[Begin Input data]
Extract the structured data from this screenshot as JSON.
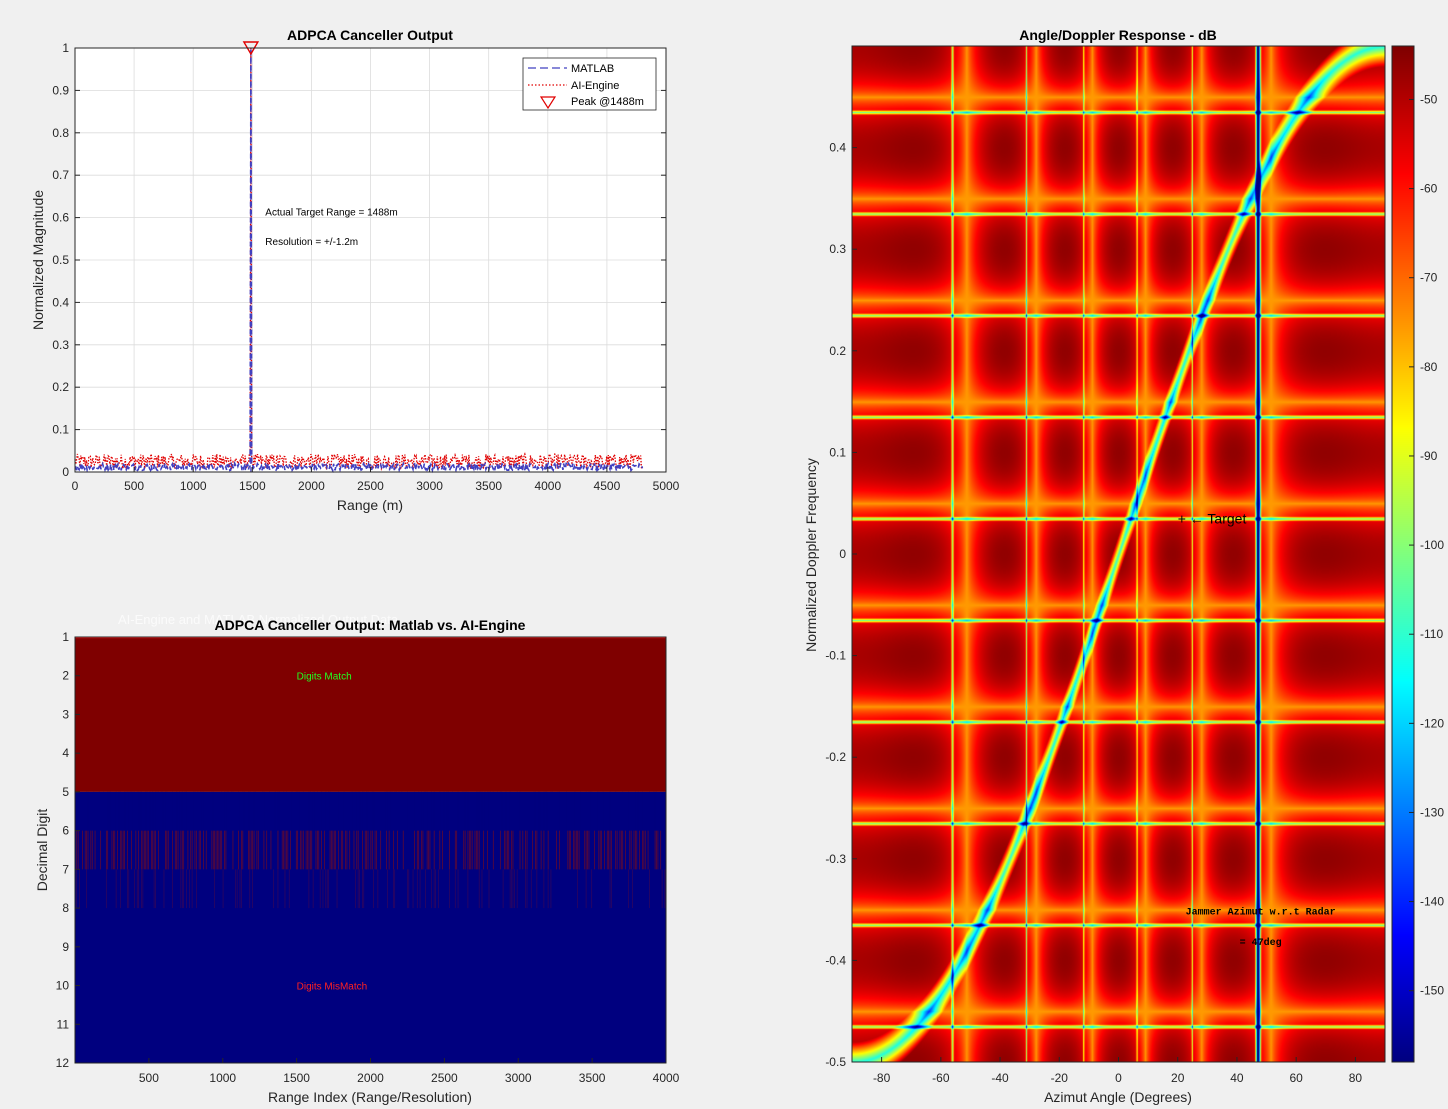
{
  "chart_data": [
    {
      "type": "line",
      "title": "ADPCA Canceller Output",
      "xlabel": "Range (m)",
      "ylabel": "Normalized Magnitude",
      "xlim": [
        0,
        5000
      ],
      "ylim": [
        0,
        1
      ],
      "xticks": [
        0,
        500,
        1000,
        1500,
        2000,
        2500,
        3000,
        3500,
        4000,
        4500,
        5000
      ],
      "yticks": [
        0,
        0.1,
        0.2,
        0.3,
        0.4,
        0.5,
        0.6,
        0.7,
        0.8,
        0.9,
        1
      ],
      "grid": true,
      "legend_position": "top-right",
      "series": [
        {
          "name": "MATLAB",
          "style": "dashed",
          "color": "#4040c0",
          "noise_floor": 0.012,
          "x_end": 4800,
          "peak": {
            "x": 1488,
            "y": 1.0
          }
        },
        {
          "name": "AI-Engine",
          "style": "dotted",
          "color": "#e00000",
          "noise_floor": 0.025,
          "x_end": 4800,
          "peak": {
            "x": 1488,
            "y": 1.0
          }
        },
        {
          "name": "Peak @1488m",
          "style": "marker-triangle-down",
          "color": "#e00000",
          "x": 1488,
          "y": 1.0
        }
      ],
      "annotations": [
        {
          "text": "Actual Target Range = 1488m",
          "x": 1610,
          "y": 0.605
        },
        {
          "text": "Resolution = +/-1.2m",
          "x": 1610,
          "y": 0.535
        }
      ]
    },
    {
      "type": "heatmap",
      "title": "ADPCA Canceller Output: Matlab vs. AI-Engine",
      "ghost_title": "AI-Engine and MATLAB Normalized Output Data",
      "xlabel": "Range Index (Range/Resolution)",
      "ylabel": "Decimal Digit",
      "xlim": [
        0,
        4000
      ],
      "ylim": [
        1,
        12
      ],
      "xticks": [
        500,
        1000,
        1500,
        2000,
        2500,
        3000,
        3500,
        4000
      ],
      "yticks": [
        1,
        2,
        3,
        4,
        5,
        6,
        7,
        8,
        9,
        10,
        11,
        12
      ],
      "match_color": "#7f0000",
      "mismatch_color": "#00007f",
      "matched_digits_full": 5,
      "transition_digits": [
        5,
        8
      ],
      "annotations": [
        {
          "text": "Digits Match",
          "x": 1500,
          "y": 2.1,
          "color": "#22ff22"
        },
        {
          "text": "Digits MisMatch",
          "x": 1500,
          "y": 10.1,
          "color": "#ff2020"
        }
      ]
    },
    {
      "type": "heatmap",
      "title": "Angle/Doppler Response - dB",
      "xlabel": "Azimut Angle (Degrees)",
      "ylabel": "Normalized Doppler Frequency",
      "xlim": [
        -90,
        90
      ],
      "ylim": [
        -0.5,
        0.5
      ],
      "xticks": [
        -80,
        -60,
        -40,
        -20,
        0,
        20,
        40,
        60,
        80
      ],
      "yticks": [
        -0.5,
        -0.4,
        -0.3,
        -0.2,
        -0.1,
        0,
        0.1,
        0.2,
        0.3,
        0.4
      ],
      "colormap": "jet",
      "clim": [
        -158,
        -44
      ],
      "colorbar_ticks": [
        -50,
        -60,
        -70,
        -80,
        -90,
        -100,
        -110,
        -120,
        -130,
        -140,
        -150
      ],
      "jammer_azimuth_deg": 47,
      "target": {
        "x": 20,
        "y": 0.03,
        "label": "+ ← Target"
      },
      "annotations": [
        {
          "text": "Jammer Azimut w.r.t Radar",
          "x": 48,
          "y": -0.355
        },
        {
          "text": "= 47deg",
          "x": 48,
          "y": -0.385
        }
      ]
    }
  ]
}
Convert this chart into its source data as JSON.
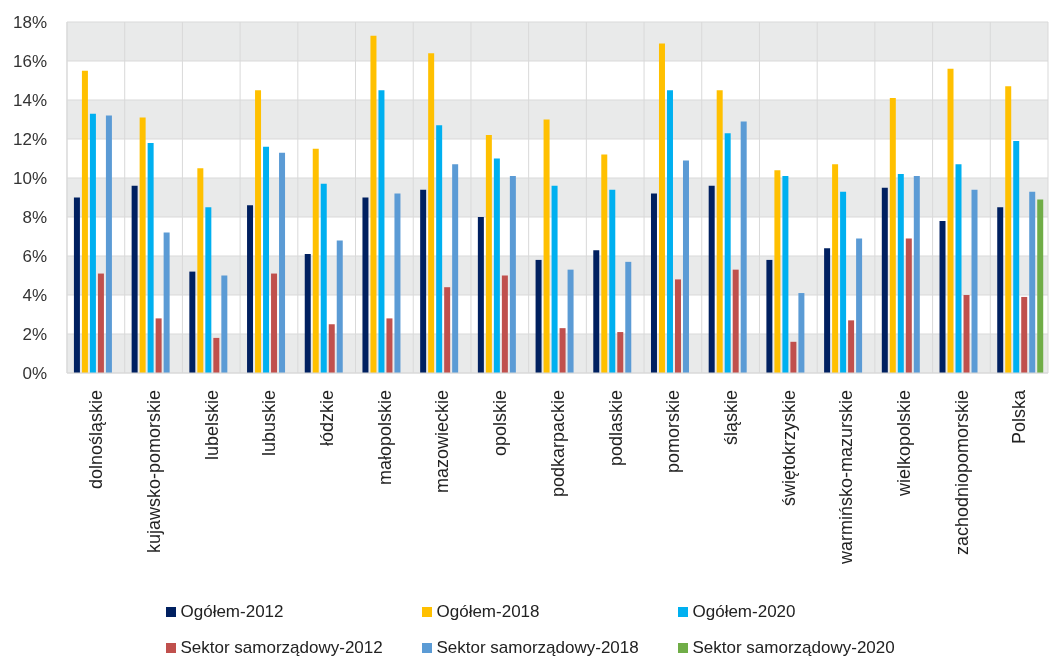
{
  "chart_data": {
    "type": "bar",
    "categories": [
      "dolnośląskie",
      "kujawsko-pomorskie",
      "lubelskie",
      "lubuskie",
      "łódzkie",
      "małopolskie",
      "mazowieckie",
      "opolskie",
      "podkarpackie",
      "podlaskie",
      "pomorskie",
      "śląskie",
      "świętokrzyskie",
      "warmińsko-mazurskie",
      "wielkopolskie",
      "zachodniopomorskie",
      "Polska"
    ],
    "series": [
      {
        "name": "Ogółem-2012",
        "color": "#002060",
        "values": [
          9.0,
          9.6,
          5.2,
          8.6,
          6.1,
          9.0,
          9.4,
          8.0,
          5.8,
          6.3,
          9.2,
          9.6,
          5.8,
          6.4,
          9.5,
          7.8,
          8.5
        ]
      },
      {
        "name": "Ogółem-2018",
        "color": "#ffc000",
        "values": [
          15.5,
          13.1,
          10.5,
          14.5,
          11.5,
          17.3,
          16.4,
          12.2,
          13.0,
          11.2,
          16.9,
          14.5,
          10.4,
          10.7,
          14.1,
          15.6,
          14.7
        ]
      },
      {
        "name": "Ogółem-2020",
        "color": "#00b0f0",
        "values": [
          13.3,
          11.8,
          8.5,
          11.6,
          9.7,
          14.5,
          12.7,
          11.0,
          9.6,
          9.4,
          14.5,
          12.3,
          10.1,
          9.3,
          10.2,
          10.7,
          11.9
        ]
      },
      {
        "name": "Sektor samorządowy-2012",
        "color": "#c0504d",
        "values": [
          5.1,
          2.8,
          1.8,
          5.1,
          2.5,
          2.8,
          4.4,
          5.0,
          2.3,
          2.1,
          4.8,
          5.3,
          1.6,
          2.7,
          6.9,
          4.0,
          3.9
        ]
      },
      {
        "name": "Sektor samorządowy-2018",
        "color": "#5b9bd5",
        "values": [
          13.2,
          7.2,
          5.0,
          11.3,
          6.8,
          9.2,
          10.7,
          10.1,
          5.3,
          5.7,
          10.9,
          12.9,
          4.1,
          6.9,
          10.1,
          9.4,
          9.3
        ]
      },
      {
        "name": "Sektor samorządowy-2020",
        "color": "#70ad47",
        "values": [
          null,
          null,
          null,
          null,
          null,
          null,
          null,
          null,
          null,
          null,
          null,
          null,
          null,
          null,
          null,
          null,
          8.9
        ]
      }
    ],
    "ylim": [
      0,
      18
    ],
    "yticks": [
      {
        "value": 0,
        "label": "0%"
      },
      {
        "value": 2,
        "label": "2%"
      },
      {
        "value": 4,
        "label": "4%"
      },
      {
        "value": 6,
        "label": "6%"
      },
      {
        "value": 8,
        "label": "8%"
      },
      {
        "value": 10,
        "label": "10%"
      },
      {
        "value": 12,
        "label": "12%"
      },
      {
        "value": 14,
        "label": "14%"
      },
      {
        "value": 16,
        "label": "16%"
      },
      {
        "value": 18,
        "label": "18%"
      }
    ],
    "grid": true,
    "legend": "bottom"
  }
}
[End Input data]
In the copy, include no pictures; restate the listing above exactly.

Extract the structured data from this screenshot as JSON.
{
  "chart_data": [
    {
      "type": "line",
      "title": "ADPCA Canceller Output",
      "xlabel": "Range (m)",
      "ylabel": "Normalized Magnitude",
      "xlim": [
        0,
        5000
      ],
      "ylim": [
        0,
        1
      ],
      "xticks": [
        0,
        500,
        1000,
        1500,
        2000,
        2500,
        3000,
        3500,
        4000,
        4500,
        5000
      ],
      "yticks": [
        0,
        0.1,
        0.2,
        0.3,
        0.4,
        0.5,
        0.6,
        0.7,
        0.8,
        0.9,
        1
      ],
      "grid": true,
      "legend_position": "top-right",
      "series": [
        {
          "name": "MATLAB",
          "style": "dashed",
          "color": "#4040c0",
          "noise_floor": 0.012,
          "x_end": 4800,
          "peak": {
            "x": 1488,
            "y": 1.0
          }
        },
        {
          "name": "AI-Engine",
          "style": "dotted",
          "color": "#e00000",
          "noise_floor": 0.025,
          "x_end": 4800,
          "peak": {
            "x": 1488,
            "y": 1.0
          }
        },
        {
          "name": "Peak @1488m",
          "style": "marker-triangle-down",
          "color": "#e00000",
          "x": 1488,
          "y": 1.0
        }
      ],
      "annotations": [
        {
          "text": "Actual Target Range = 1488m",
          "x": 1610,
          "y": 0.605
        },
        {
          "text": "Resolution = +/-1.2m",
          "x": 1610,
          "y": 0.535
        }
      ]
    },
    {
      "type": "heatmap",
      "title": "ADPCA Canceller Output: Matlab vs. AI-Engine",
      "ghost_title": "AI-Engine and MATLAB Normalized Output Data",
      "xlabel": "Range Index (Range/Resolution)",
      "ylabel": "Decimal Digit",
      "xlim": [
        0,
        4000
      ],
      "ylim": [
        1,
        12
      ],
      "xticks": [
        500,
        1000,
        1500,
        2000,
        2500,
        3000,
        3500,
        4000
      ],
      "yticks": [
        1,
        2,
        3,
        4,
        5,
        6,
        7,
        8,
        9,
        10,
        11,
        12
      ],
      "match_color": "#7f0000",
      "mismatch_color": "#00007f",
      "matched_digits_full": 5,
      "transition_digits": [
        5,
        8
      ],
      "annotations": [
        {
          "text": "Digits Match",
          "x": 1500,
          "y": 2.1,
          "color": "#22ff22"
        },
        {
          "text": "Digits MisMatch",
          "x": 1500,
          "y": 10.1,
          "color": "#ff2020"
        }
      ]
    },
    {
      "type": "heatmap",
      "title": "Angle/Doppler Response - dB",
      "xlabel": "Azimut Angle (Degrees)",
      "ylabel": "Normalized Doppler Frequency",
      "xlim": [
        -90,
        90
      ],
      "ylim": [
        -0.5,
        0.5
      ],
      "xticks": [
        -80,
        -60,
        -40,
        -20,
        0,
        20,
        40,
        60,
        80
      ],
      "yticks": [
        -0.5,
        -0.4,
        -0.3,
        -0.2,
        -0.1,
        0,
        0.1,
        0.2,
        0.3,
        0.4
      ],
      "colormap": "jet",
      "clim": [
        -158,
        -44
      ],
      "colorbar_ticks": [
        -50,
        -60,
        -70,
        -80,
        -90,
        -100,
        -110,
        -120,
        -130,
        -140,
        -150
      ],
      "jammer_azimuth_deg": 47,
      "target": {
        "x": 20,
        "y": 0.03,
        "label": "+ ← Target"
      },
      "annotations": [
        {
          "text": "Jammer Azimut w.r.t Radar",
          "x": 48,
          "y": -0.355
        },
        {
          "text": "= 47deg",
          "x": 48,
          "y": -0.385
        }
      ]
    }
  ]
}
Convert this chart into its source data as JSON.
{
  "chart_data": {
    "type": "bar",
    "categories": [
      "dolnośląskie",
      "kujawsko-pomorskie",
      "lubelskie",
      "lubuskie",
      "łódzkie",
      "małopolskie",
      "mazowieckie",
      "opolskie",
      "podkarpackie",
      "podlaskie",
      "pomorskie",
      "śląskie",
      "świętokrzyskie",
      "warmińsko-mazurskie",
      "wielkopolskie",
      "zachodniopomorskie",
      "Polska"
    ],
    "series": [
      {
        "name": "Ogółem-2012",
        "color": "#002060",
        "values": [
          9.0,
          9.6,
          5.2,
          8.6,
          6.1,
          9.0,
          9.4,
          8.0,
          5.8,
          6.3,
          9.2,
          9.6,
          5.8,
          6.4,
          9.5,
          7.8,
          8.5
        ]
      },
      {
        "name": "Ogółem-2018",
        "color": "#ffc000",
        "values": [
          15.5,
          13.1,
          10.5,
          14.5,
          11.5,
          17.3,
          16.4,
          12.2,
          13.0,
          11.2,
          16.9,
          14.5,
          10.4,
          10.7,
          14.1,
          15.6,
          14.7
        ]
      },
      {
        "name": "Ogółem-2020",
        "color": "#00b0f0",
        "values": [
          13.3,
          11.8,
          8.5,
          11.6,
          9.7,
          14.5,
          12.7,
          11.0,
          9.6,
          9.4,
          14.5,
          12.3,
          10.1,
          9.3,
          10.2,
          10.7,
          11.9
        ]
      },
      {
        "name": "Sektor samorządowy-2012",
        "color": "#c0504d",
        "values": [
          5.1,
          2.8,
          1.8,
          5.1,
          2.5,
          2.8,
          4.4,
          5.0,
          2.3,
          2.1,
          4.8,
          5.3,
          1.6,
          2.7,
          6.9,
          4.0,
          3.9
        ]
      },
      {
        "name": "Sektor samorządowy-2018",
        "color": "#5b9bd5",
        "values": [
          13.2,
          7.2,
          5.0,
          11.3,
          6.8,
          9.2,
          10.7,
          10.1,
          5.3,
          5.7,
          10.9,
          12.9,
          4.1,
          6.9,
          10.1,
          9.4,
          9.3
        ]
      },
      {
        "name": "Sektor samorządowy-2020",
        "color": "#70ad47",
        "values": [
          null,
          null,
          null,
          null,
          null,
          null,
          null,
          null,
          null,
          null,
          null,
          null,
          null,
          null,
          null,
          null,
          8.9
        ]
      }
    ],
    "ylim": [
      0,
      18
    ],
    "yticks": [
      {
        "value": 0,
        "label": "0%"
      },
      {
        "value": 2,
        "label": "2%"
      },
      {
        "value": 4,
        "label": "4%"
      },
      {
        "value": 6,
        "label": "6%"
      },
      {
        "value": 8,
        "label": "8%"
      },
      {
        "value": 10,
        "label": "10%"
      },
      {
        "value": 12,
        "label": "12%"
      },
      {
        "value": 14,
        "label": "14%"
      },
      {
        "value": 16,
        "label": "16%"
      },
      {
        "value": 18,
        "label": "18%"
      }
    ],
    "grid": true,
    "legend": "bottom"
  }
}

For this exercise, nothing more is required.